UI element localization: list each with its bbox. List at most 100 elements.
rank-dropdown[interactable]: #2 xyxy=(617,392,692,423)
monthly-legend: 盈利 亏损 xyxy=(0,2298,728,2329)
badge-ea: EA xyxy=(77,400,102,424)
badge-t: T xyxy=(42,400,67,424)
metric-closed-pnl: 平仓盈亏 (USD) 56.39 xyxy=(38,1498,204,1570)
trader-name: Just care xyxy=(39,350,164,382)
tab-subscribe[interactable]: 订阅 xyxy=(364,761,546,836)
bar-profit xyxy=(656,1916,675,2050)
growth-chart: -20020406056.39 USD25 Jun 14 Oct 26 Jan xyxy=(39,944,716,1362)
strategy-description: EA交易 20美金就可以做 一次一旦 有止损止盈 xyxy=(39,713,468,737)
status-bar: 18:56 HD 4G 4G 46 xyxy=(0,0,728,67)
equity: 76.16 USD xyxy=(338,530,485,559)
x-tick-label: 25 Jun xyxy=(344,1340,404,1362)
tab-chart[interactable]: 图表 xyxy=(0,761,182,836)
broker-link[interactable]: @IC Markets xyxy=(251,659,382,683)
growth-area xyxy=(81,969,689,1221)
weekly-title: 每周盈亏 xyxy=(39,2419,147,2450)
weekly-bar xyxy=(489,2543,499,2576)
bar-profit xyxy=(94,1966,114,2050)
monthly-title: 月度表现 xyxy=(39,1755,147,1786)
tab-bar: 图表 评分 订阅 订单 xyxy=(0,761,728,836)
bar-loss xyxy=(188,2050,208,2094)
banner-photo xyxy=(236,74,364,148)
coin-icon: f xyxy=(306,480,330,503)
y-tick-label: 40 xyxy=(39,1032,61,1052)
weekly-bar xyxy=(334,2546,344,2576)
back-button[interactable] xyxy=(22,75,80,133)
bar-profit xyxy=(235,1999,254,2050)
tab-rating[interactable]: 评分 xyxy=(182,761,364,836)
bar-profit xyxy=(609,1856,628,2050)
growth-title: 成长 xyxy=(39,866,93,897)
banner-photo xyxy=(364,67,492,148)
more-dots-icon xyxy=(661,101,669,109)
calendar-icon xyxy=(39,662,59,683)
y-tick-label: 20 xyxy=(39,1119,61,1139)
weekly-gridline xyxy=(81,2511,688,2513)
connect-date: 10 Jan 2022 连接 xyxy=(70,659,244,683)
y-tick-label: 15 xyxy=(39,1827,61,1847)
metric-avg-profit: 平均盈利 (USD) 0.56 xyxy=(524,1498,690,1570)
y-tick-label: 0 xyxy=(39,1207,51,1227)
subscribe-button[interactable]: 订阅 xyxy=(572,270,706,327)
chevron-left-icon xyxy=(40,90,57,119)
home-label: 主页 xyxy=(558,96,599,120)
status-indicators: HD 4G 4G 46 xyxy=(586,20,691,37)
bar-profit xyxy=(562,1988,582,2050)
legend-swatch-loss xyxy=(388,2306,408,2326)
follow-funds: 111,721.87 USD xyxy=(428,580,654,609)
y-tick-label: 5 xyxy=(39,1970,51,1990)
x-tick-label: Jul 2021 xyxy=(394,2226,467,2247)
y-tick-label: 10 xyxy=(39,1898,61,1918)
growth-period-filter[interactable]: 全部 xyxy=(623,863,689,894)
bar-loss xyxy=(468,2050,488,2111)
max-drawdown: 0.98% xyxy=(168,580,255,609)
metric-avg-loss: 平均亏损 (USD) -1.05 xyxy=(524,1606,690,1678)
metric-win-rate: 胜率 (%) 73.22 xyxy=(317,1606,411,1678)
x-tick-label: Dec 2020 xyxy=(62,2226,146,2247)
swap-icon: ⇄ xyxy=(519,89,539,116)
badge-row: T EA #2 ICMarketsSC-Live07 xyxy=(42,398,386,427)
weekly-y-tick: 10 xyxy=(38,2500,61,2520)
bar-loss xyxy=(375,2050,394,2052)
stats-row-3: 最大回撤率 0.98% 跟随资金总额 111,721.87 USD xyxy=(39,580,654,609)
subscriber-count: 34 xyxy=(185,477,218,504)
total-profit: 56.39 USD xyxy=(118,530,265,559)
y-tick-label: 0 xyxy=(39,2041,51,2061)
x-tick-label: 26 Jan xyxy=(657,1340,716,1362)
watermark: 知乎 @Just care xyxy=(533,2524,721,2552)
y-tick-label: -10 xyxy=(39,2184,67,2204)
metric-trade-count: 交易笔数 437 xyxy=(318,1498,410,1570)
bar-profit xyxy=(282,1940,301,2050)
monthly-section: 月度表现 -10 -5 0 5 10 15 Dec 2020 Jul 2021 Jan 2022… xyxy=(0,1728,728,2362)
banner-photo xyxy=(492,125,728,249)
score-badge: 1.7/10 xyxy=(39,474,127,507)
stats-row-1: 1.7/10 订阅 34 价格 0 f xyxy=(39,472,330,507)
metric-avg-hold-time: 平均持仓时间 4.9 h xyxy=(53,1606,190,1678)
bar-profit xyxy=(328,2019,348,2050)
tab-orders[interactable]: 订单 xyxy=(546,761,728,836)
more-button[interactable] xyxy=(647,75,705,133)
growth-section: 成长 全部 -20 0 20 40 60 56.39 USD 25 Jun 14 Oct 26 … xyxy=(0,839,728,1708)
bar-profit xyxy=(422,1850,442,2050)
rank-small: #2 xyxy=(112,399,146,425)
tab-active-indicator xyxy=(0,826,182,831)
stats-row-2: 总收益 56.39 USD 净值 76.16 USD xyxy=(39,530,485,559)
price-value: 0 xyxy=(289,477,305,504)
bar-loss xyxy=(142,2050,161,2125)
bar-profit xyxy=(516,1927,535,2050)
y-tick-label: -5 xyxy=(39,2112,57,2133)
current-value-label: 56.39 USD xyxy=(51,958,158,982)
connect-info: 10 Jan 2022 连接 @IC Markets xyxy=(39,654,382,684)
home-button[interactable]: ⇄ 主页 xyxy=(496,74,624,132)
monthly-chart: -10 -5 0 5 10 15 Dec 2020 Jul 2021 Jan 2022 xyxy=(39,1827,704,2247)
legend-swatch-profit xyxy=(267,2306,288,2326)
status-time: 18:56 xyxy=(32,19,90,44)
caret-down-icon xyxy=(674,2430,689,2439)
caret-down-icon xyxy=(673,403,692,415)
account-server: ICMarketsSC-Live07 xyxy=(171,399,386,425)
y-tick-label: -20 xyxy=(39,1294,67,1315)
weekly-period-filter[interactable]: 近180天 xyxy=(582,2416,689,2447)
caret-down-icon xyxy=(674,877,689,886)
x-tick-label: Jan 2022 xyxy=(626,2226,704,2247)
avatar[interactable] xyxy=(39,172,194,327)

- - - -

■ **DESCRIPTION OF THE TASK**: Rewrite all of the records above, replacing every "bar-profit" with "bar-gain" and leaving everything else unchanged.

■ **RESPONSE**:
UI element localization: list each with its bbox. List at most 100 elements.
rank-dropdown[interactable]: #2 xyxy=(617,392,692,423)
monthly-legend: 盈利 亏损 xyxy=(0,2298,728,2329)
badge-ea: EA xyxy=(77,400,102,424)
badge-t: T xyxy=(42,400,67,424)
metric-closed-pnl: 平仓盈亏 (USD) 56.39 xyxy=(38,1498,204,1570)
trader-name: Just care xyxy=(39,350,164,382)
tab-subscribe[interactable]: 订阅 xyxy=(364,761,546,836)
bar-gain xyxy=(656,1916,675,2050)
growth-chart: -20020406056.39 USD25 Jun 14 Oct 26 Jan xyxy=(39,944,716,1362)
strategy-description: EA交易 20美金就可以做 一次一旦 有止损止盈 xyxy=(39,713,468,737)
status-bar: 18:56 HD 4G 4G 46 xyxy=(0,0,728,67)
equity: 76.16 USD xyxy=(338,530,485,559)
x-tick-label: 25 Jun xyxy=(344,1340,404,1362)
tab-chart[interactable]: 图表 xyxy=(0,761,182,836)
broker-link[interactable]: @IC Markets xyxy=(251,659,382,683)
growth-area xyxy=(81,969,689,1221)
weekly-title: 每周盈亏 xyxy=(39,2419,147,2450)
weekly-bar xyxy=(489,2543,499,2576)
bar-gain xyxy=(94,1966,114,2050)
monthly-title: 月度表现 xyxy=(39,1755,147,1786)
tab-bar: 图表 评分 订阅 订单 xyxy=(0,761,728,836)
bar-loss xyxy=(188,2050,208,2094)
banner-photo xyxy=(236,74,364,148)
coin-icon: f xyxy=(306,480,330,503)
y-tick-label: 40 xyxy=(39,1032,61,1052)
weekly-bar xyxy=(334,2546,344,2576)
back-button[interactable] xyxy=(22,75,80,133)
bar-gain xyxy=(235,1999,254,2050)
tab-rating[interactable]: 评分 xyxy=(182,761,364,836)
bar-gain xyxy=(609,1856,628,2050)
growth-title: 成长 xyxy=(39,866,93,897)
banner-photo xyxy=(364,67,492,148)
more-dots-icon xyxy=(661,101,669,109)
calendar-icon xyxy=(39,662,59,683)
y-tick-label: 20 xyxy=(39,1119,61,1139)
weekly-gridline xyxy=(81,2511,688,2513)
connect-date: 10 Jan 2022 连接 xyxy=(70,659,244,683)
y-tick-label: 15 xyxy=(39,1827,61,1847)
metric-avg-profit: 平均盈利 (USD) 0.56 xyxy=(524,1498,690,1570)
y-tick-label: 0 xyxy=(39,1207,51,1227)
subscribe-button[interactable]: 订阅 xyxy=(572,270,706,327)
chevron-left-icon xyxy=(40,90,57,119)
home-label: 主页 xyxy=(558,96,599,120)
status-indicators: HD 4G 4G 46 xyxy=(586,20,691,37)
bar-gain xyxy=(562,1988,582,2050)
legend-swatch-loss xyxy=(388,2306,408,2326)
follow-funds: 111,721.87 USD xyxy=(428,580,654,609)
y-tick-label: 5 xyxy=(39,1970,51,1990)
x-tick-label: Jul 2021 xyxy=(394,2226,467,2247)
y-tick-label: 10 xyxy=(39,1898,61,1918)
growth-period-filter[interactable]: 全部 xyxy=(623,863,689,894)
bar-loss xyxy=(468,2050,488,2111)
max-drawdown: 0.98% xyxy=(168,580,255,609)
metric-avg-loss: 平均亏损 (USD) -1.05 xyxy=(524,1606,690,1678)
metric-win-rate: 胜率 (%) 73.22 xyxy=(317,1606,411,1678)
x-tick-label: Dec 2020 xyxy=(62,2226,146,2247)
swap-icon: ⇄ xyxy=(519,89,539,116)
badge-row: T EA #2 ICMarketsSC-Live07 xyxy=(42,398,386,427)
weekly-y-tick: 10 xyxy=(38,2500,61,2520)
bar-loss xyxy=(375,2050,394,2052)
stats-row-3: 最大回撤率 0.98% 跟随资金总额 111,721.87 USD xyxy=(39,580,654,609)
subscriber-count: 34 xyxy=(185,477,218,504)
total-profit: 56.39 USD xyxy=(118,530,265,559)
y-tick-label: 0 xyxy=(39,2041,51,2061)
x-tick-label: 26 Jan xyxy=(657,1340,716,1362)
watermark: 知乎 @Just care xyxy=(533,2524,721,2552)
y-tick-label: -10 xyxy=(39,2184,67,2204)
metric-trade-count: 交易笔数 437 xyxy=(318,1498,410,1570)
bar-gain xyxy=(282,1940,301,2050)
monthly-section: 月度表现 -10 -5 0 5 10 15 Dec 2020 Jul 2021 Jan 2022… xyxy=(0,1728,728,2362)
banner-photo xyxy=(492,125,728,249)
score-badge: 1.7/10 xyxy=(39,474,127,507)
stats-row-1: 1.7/10 订阅 34 价格 0 f xyxy=(39,472,330,507)
metric-avg-hold-time: 平均持仓时间 4.9 h xyxy=(53,1606,190,1678)
bar-gain xyxy=(328,2019,348,2050)
tab-orders[interactable]: 订单 xyxy=(546,761,728,836)
more-button[interactable] xyxy=(647,75,705,133)
growth-section: 成长 全部 -20 0 20 40 60 56.39 USD 25 Jun 14 Oct 26 … xyxy=(0,839,728,1708)
bar-gain xyxy=(422,1850,442,2050)
rank-small: #2 xyxy=(112,399,146,425)
tab-active-indicator xyxy=(0,826,182,831)
stats-row-2: 总收益 56.39 USD 净值 76.16 USD xyxy=(39,530,485,559)
price-value: 0 xyxy=(289,477,305,504)
bar-loss xyxy=(142,2050,161,2125)
bar-gain xyxy=(516,1927,535,2050)
y-tick-label: -5 xyxy=(39,2112,57,2133)
current-value-label: 56.39 USD xyxy=(51,958,158,982)
connect-info: 10 Jan 2022 连接 @IC Markets xyxy=(39,654,382,684)
home-button[interactable]: ⇄ 主页 xyxy=(496,74,624,132)
monthly-chart: -10 -5 0 5 10 15 Dec 2020 Jul 2021 Jan 2022 xyxy=(39,1827,704,2247)
legend-swatch-profit xyxy=(267,2306,288,2326)
status-time: 18:56 xyxy=(32,19,90,44)
caret-down-icon xyxy=(674,2430,689,2439)
caret-down-icon xyxy=(673,403,692,415)
account-server: ICMarketsSC-Live07 xyxy=(171,399,386,425)
y-tick-label: -20 xyxy=(39,1294,67,1315)
weekly-period-filter[interactable]: 近180天 xyxy=(582,2416,689,2447)
caret-down-icon xyxy=(674,877,689,886)
x-tick-label: Jan 2022 xyxy=(626,2226,704,2247)
avatar[interactable] xyxy=(39,172,194,327)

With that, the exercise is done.